> **Exercise description**: Give the data below again exactly as it stands. Omit the pictures.

╭──

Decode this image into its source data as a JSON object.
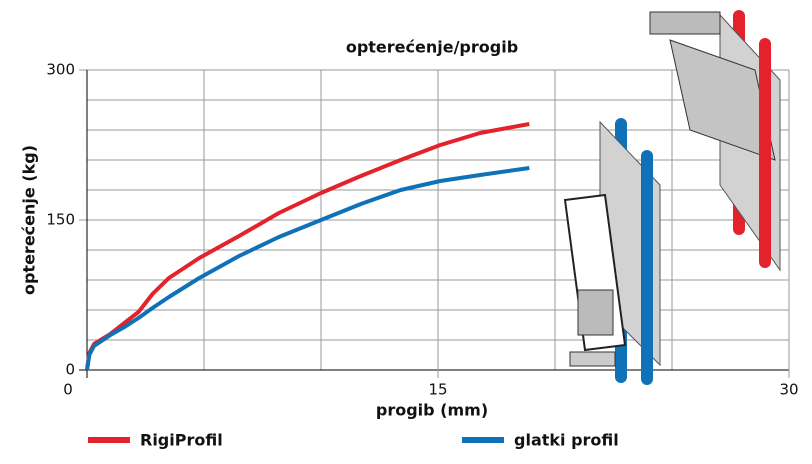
{
  "chart_data": {
    "type": "line",
    "title": "opterećenje/progib",
    "x_label": "progib (mm)",
    "y_label": "opterećenje (kg)",
    "x": [
      0,
      0.1,
      0.3,
      1,
      1.6,
      2.2,
      2.8,
      3.5,
      4.8,
      6.5,
      8.2,
      10,
      11.7,
      13.4,
      15.1,
      16.8,
      18.9
    ],
    "series": [
      {
        "name": "RigiProfil",
        "color": "#e3222b",
        "values": [
          0,
          17,
          26,
          36,
          47,
          58,
          76,
          92,
          112,
          134,
          157,
          177,
          194,
          210,
          225,
          237,
          246
        ]
      },
      {
        "name": "glatki profil",
        "color": "#0f72b8",
        "values": [
          0,
          15,
          24,
          35,
          43,
          52,
          62,
          73,
          92,
          114,
          133,
          150,
          166,
          180,
          189,
          195,
          202
        ]
      }
    ],
    "xlim": [
      0,
      30
    ],
    "ylim": [
      0,
      300
    ],
    "xticks": [
      0,
      15,
      30
    ],
    "yticks": [
      0,
      150,
      300
    ],
    "x_minor_ticks": [
      5,
      10,
      20,
      25
    ],
    "y_minor_ticks": [
      30,
      60,
      90,
      120,
      180,
      210,
      240,
      270
    ],
    "grid": true,
    "grid_color": "#999999"
  }
}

╰──

> **The response**:
Decode this image into its source data as a JSON object.
{
  "chart_data": {
    "type": "line",
    "title": "opterećenje/progib",
    "x_label": "progib (mm)",
    "y_label": "opterećenje (kg)",
    "x": [
      0,
      0.1,
      0.3,
      1,
      1.6,
      2.2,
      2.8,
      3.5,
      4.8,
      6.5,
      8.2,
      10,
      11.7,
      13.4,
      15.1,
      16.8,
      18.9
    ],
    "series": [
      {
        "name": "RigiProfil",
        "color": "#e3222b",
        "values": [
          0,
          17,
          26,
          36,
          47,
          58,
          76,
          92,
          112,
          134,
          157,
          177,
          194,
          210,
          225,
          237,
          246
        ]
      },
      {
        "name": "glatki profil",
        "color": "#0f72b8",
        "values": [
          0,
          15,
          24,
          35,
          43,
          52,
          62,
          73,
          92,
          114,
          133,
          150,
          166,
          180,
          189,
          195,
          202
        ]
      }
    ],
    "xlim": [
      0,
      30
    ],
    "ylim": [
      0,
      300
    ],
    "xticks": [
      0,
      15,
      30
    ],
    "yticks": [
      0,
      150,
      300
    ],
    "x_minor_ticks": [
      5,
      10,
      20,
      25
    ],
    "y_minor_ticks": [
      30,
      60,
      90,
      120,
      180,
      210,
      240,
      270
    ],
    "grid": true,
    "grid_color": "#999999"
  }
}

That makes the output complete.